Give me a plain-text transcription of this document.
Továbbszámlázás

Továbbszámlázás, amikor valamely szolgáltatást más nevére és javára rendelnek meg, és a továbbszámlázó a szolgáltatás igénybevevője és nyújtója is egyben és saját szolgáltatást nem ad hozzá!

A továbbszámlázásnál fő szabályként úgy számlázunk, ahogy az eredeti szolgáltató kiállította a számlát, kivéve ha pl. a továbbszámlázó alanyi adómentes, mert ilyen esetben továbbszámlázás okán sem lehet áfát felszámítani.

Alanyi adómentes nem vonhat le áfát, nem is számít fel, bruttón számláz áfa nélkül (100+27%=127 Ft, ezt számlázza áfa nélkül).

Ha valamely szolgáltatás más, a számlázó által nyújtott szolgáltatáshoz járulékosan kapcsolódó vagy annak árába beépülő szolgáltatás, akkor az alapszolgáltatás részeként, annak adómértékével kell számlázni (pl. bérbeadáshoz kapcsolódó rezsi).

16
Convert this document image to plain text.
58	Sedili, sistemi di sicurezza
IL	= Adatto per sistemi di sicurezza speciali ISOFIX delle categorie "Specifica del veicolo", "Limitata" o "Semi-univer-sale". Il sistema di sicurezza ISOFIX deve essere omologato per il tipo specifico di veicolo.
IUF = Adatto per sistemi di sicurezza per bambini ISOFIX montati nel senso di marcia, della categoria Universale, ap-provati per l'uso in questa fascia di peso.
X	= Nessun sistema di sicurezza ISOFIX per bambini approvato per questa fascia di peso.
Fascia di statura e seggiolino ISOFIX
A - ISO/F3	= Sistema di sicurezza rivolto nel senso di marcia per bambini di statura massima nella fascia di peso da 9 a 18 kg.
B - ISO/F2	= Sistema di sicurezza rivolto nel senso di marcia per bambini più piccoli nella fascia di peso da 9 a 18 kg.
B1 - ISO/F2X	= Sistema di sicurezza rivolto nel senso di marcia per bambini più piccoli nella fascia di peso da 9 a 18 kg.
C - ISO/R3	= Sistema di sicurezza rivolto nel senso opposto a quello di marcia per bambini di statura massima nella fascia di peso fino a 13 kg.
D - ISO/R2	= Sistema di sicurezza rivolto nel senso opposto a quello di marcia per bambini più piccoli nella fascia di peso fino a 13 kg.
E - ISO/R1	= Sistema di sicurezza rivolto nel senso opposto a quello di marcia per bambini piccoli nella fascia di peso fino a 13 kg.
== == ==
■ **WORK INSTRUCTIONS**
Copy down the material exactly as written.

■ **EXERCISE RESULT**
Give me a plain-text transcription of this document.
Továbbszámlázás

Továbbszámlázás, amikor valamely szolgáltatást más nevére és javára rendelnek meg, és a továbbszámlázó a szolgáltatás igénybevevője és nyújtója is egyben és saját szolgáltatást nem ad hozzá!

A továbbszámlázásnál fő szabályként úgy számlázunk, ahogy az eredeti szolgáltató kiállította a számlát, kivéve ha pl. a továbbszámlázó alanyi adómentes, mert ilyen esetben továbbszámlázás okán sem lehet áfát felszámítani.

Alanyi adómentes nem vonhat le áfát, nem is számít fel, bruttón számláz áfa nélkül (100+27%=127 Ft, ezt számlázza áfa nélkül).

Ha valamely szolgáltatás más, a számlázó által nyújtott szolgáltatáshoz járulékosan kapcsolódó vagy annak árába beépülő szolgáltatás, akkor az alapszolgáltatás részeként, annak adómértékével kell számlázni (pl. bérbeadáshoz kapcsolódó rezsi).

16
Convert this document image to plain text.
58	Sedili, sistemi di sicurezza
IL	= Adatto per sistemi di sicurezza speciali ISOFIX delle categorie "Specifica del veicolo", "Limitata" o "Semi-univer-sale". Il sistema di sicurezza ISOFIX deve essere omologato per il tipo specifico di veicolo.
IUF = Adatto per sistemi di sicurezza per bambini ISOFIX montati nel senso di marcia, della categoria Universale, ap-provati per l'uso in questa fascia di peso.
X	= Nessun sistema di sicurezza ISOFIX per bambini approvato per questa fascia di peso.
Fascia di statura e seggiolino ISOFIX
A - ISO/F3	= Sistema di sicurezza rivolto nel senso di marcia per bambini di statura massima nella fascia di peso da 9 a 18 kg.
B - ISO/F2	= Sistema di sicurezza rivolto nel senso di marcia per bambini più piccoli nella fascia di peso da 9 a 18 kg.
B1 - ISO/F2X	= Sistema di sicurezza rivolto nel senso di marcia per bambini più piccoli nella fascia di peso da 9 a 18 kg.
C - ISO/R3	= Sistema di sicurezza rivolto nel senso opposto a quello di marcia per bambini di statura massima nella fascia di peso fino a 13 kg.
D - ISO/R2	= Sistema di sicurezza rivolto nel senso opposto a quello di marcia per bambini più piccoli nella fascia di peso fino a 13 kg.
E - ISO/R1	= Sistema di sicurezza rivolto nel senso opposto a quello di marcia per bambini piccoli nella fascia di peso fino a 13 kg.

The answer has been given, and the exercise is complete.